# What is required
Every record here should be printed again exactly.

[Items from a data source]
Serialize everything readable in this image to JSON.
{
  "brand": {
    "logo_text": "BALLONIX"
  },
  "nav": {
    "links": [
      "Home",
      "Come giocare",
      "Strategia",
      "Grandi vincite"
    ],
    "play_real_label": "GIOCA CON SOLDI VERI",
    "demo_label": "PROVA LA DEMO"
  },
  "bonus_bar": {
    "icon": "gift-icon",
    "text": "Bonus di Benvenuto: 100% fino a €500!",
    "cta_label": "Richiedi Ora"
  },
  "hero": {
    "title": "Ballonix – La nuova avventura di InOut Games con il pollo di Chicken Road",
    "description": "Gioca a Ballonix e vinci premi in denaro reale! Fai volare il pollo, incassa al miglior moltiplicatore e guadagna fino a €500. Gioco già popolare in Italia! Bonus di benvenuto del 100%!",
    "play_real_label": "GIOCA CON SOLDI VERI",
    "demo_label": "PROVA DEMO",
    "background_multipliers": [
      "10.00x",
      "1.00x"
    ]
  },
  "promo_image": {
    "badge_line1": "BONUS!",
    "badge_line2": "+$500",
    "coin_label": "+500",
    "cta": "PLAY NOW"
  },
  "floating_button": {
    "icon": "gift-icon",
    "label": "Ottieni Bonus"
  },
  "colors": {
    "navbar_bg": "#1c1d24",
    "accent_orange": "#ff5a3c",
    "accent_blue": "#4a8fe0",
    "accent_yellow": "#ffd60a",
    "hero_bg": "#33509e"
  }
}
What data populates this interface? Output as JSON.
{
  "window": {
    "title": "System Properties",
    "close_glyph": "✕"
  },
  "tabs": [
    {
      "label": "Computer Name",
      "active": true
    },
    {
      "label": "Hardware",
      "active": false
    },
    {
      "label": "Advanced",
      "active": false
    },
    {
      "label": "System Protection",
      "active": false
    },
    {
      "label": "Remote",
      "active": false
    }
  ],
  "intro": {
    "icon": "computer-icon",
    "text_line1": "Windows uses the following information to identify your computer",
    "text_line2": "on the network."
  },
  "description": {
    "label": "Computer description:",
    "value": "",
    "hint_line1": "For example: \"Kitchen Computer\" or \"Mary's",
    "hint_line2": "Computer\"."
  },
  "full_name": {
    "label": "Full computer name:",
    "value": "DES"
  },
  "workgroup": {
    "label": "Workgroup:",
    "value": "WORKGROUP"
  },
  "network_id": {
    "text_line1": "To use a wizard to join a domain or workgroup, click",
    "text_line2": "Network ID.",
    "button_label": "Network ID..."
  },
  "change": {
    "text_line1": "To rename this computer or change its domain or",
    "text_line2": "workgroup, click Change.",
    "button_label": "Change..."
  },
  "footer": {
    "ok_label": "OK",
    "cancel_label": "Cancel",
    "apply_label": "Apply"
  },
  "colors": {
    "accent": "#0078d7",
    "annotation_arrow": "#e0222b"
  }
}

# Answer to the problem
Serialize everything readable in this image to JSON.
{
  "brand": {
    "logo_text": "BALLONIX"
  },
  "nav": {
    "links": [
      "Home",
      "Come giocare",
      "Strategia",
      "Grandi vincite"
    ],
    "play_real_label": "GIOCA CON SOLDI VERI",
    "demo_label": "PROVA LA DEMO"
  },
  "bonus_bar": {
    "icon": "gift-icon",
    "text": "Bonus di Benvenuto: 100% fino a €500!",
    "cta_label": "Richiedi Ora"
  },
  "hero": {
    "title": "Ballonix – La nuova avventura di InOut Games con il pollo di Chicken Road",
    "description": "Gioca a Ballonix e vinci premi in denaro reale! Fai volare il pollo, incassa al miglior moltiplicatore e guadagna fino a €500. Gioco già popolare in Italia! Bonus di benvenuto del 100%!",
    "play_real_label": "GIOCA CON SOLDI VERI",
    "demo_label": "PROVA DEMO",
    "background_multipliers": [
      "10.00x",
      "1.00x"
    ]
  },
  "promo_image": {
    "badge_line1": "BONUS!",
    "badge_line2": "+$500",
    "coin_label": "+500",
    "cta": "PLAY NOW"
  },
  "floating_button": {
    "icon": "gift-icon",
    "label": "Ottieni Bonus"
  },
  "colors": {
    "navbar_bg": "#1c1d24",
    "accent_orange": "#ff5a3c",
    "accent_blue": "#4a8fe0",
    "accent_yellow": "#ffd60a",
    "hero_bg": "#33509e"
  }
}
What data populates this interface? Output as JSON.
{
  "window": {
    "title": "System Properties",
    "close_glyph": "✕"
  },
  "tabs": [
    {
      "label": "Computer Name",
      "active": true
    },
    {
      "label": "Hardware",
      "active": false
    },
    {
      "label": "Advanced",
      "active": false
    },
    {
      "label": "System Protection",
      "active": false
    },
    {
      "label": "Remote",
      "active": false
    }
  ],
  "intro": {
    "icon": "computer-icon",
    "text_line1": "Windows uses the following information to identify your computer",
    "text_line2": "on the network."
  },
  "description": {
    "label": "Computer description:",
    "value": "",
    "hint_line1": "For example: \"Kitchen Computer\" or \"Mary's",
    "hint_line2": "Computer\"."
  },
  "full_name": {
    "label": "Full computer name:",
    "value": "DES"
  },
  "workgroup": {
    "label": "Workgroup:",
    "value": "WORKGROUP"
  },
  "network_id": {
    "text_line1": "To use a wizard to join a domain or workgroup, click",
    "text_line2": "Network ID.",
    "button_label": "Network ID..."
  },
  "change": {
    "text_line1": "To rename this computer or change its domain or",
    "text_line2": "workgroup, click Change.",
    "button_label": "Change..."
  },
  "footer": {
    "ok_label": "OK",
    "cancel_label": "Cancel",
    "apply_label": "Apply"
  },
  "colors": {
    "accent": "#0078d7",
    "annotation_arrow": "#e0222b"
  }
}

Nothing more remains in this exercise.